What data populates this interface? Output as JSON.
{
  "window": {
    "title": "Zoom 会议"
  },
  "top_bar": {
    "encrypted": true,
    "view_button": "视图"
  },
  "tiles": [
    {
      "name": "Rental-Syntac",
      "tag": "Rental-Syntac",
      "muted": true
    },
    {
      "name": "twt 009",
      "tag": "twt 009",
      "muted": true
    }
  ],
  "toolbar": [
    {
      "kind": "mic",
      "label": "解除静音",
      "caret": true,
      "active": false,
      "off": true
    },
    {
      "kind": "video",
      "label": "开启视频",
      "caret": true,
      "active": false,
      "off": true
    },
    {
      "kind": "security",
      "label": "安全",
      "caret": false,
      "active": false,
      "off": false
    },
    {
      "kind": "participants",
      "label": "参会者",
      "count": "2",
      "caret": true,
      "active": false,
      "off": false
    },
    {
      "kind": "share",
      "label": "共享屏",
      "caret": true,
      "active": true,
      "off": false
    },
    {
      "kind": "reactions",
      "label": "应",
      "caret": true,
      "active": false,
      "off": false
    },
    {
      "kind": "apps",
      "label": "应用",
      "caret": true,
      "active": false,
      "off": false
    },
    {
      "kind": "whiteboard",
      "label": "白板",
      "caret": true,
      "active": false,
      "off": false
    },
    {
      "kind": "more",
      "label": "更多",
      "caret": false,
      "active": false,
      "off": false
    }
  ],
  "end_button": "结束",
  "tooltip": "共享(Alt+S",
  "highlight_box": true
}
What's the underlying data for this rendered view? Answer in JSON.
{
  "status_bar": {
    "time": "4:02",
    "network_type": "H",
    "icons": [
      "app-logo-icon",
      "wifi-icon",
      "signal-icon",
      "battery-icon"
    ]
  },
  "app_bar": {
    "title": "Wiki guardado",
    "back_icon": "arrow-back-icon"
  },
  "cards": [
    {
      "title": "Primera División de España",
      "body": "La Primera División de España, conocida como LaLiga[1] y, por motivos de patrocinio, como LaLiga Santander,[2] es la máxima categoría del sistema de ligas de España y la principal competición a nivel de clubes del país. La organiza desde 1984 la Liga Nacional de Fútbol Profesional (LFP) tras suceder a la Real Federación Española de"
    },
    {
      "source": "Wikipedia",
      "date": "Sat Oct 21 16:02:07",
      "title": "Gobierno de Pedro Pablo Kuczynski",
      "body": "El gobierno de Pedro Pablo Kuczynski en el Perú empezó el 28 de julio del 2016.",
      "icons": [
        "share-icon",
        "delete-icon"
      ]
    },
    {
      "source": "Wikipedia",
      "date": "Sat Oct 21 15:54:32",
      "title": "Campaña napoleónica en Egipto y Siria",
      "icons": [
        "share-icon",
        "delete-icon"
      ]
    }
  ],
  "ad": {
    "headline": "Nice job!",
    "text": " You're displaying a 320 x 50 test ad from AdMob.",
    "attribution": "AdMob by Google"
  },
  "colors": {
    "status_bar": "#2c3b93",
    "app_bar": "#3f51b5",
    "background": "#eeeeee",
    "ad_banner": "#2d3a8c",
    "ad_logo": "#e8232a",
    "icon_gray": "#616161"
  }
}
+===+
TO DO:
Write out all of the records once more, exactly.

EXERCISE RESPONSE:
What data populates this interface? Output as JSON.
{
  "window": {
    "title": "Zoom 会议"
  },
  "top_bar": {
    "encrypted": true,
    "view_button": "视图"
  },
  "tiles": [
    {
      "name": "Rental-Syntac",
      "tag": "Rental-Syntac",
      "muted": true
    },
    {
      "name": "twt 009",
      "tag": "twt 009",
      "muted": true
    }
  ],
  "toolbar": [
    {
      "kind": "mic",
      "label": "解除静音",
      "caret": true,
      "active": false,
      "off": true
    },
    {
      "kind": "video",
      "label": "开启视频",
      "caret": true,
      "active": false,
      "off": true
    },
    {
      "kind": "security",
      "label": "安全",
      "caret": false,
      "active": false,
      "off": false
    },
    {
      "kind": "participants",
      "label": "参会者",
      "count": "2",
      "caret": true,
      "active": false,
      "off": false
    },
    {
      "kind": "share",
      "label": "共享屏",
      "caret": true,
      "active": true,
      "off": false
    },
    {
      "kind": "reactions",
      "label": "应",
      "caret": true,
      "active": false,
      "off": false
    },
    {
      "kind": "apps",
      "label": "应用",
      "caret": true,
      "active": false,
      "off": false
    },
    {
      "kind": "whiteboard",
      "label": "白板",
      "caret": true,
      "active": false,
      "off": false
    },
    {
      "kind": "more",
      "label": "更多",
      "caret": false,
      "active": false,
      "off": false
    }
  ],
  "end_button": "结束",
  "tooltip": "共享(Alt+S",
  "highlight_box": true
}
What's the underlying data for this rendered view? Answer in JSON.
{
  "status_bar": {
    "time": "4:02",
    "network_type": "H",
    "icons": [
      "app-logo-icon",
      "wifi-icon",
      "signal-icon",
      "battery-icon"
    ]
  },
  "app_bar": {
    "title": "Wiki guardado",
    "back_icon": "arrow-back-icon"
  },
  "cards": [
    {
      "title": "Primera División de España",
      "body": "La Primera División de España, conocida como LaLiga[1] y, por motivos de patrocinio, como LaLiga Santander,[2] es la máxima categoría del sistema de ligas de España y la principal competición a nivel de clubes del país. La organiza desde 1984 la Liga Nacional de Fútbol Profesional (LFP) tras suceder a la Real Federación Española de"
    },
    {
      "source": "Wikipedia",
      "date": "Sat Oct 21 16:02:07",
      "title": "Gobierno de Pedro Pablo Kuczynski",
      "body": "El gobierno de Pedro Pablo Kuczynski en el Perú empezó el 28 de julio del 2016.",
      "icons": [
        "share-icon",
        "delete-icon"
      ]
    },
    {
      "source": "Wikipedia",
      "date": "Sat Oct 21 15:54:32",
      "title": "Campaña napoleónica en Egipto y Siria",
      "icons": [
        "share-icon",
        "delete-icon"
      ]
    }
  ],
  "ad": {
    "headline": "Nice job!",
    "text": " You're displaying a 320 x 50 test ad from AdMob.",
    "attribution": "AdMob by Google"
  },
  "colors": {
    "status_bar": "#2c3b93",
    "app_bar": "#3f51b5",
    "background": "#eeeeee",
    "ad_banner": "#2d3a8c",
    "ad_logo": "#e8232a",
    "icon_gray": "#616161"
  }
}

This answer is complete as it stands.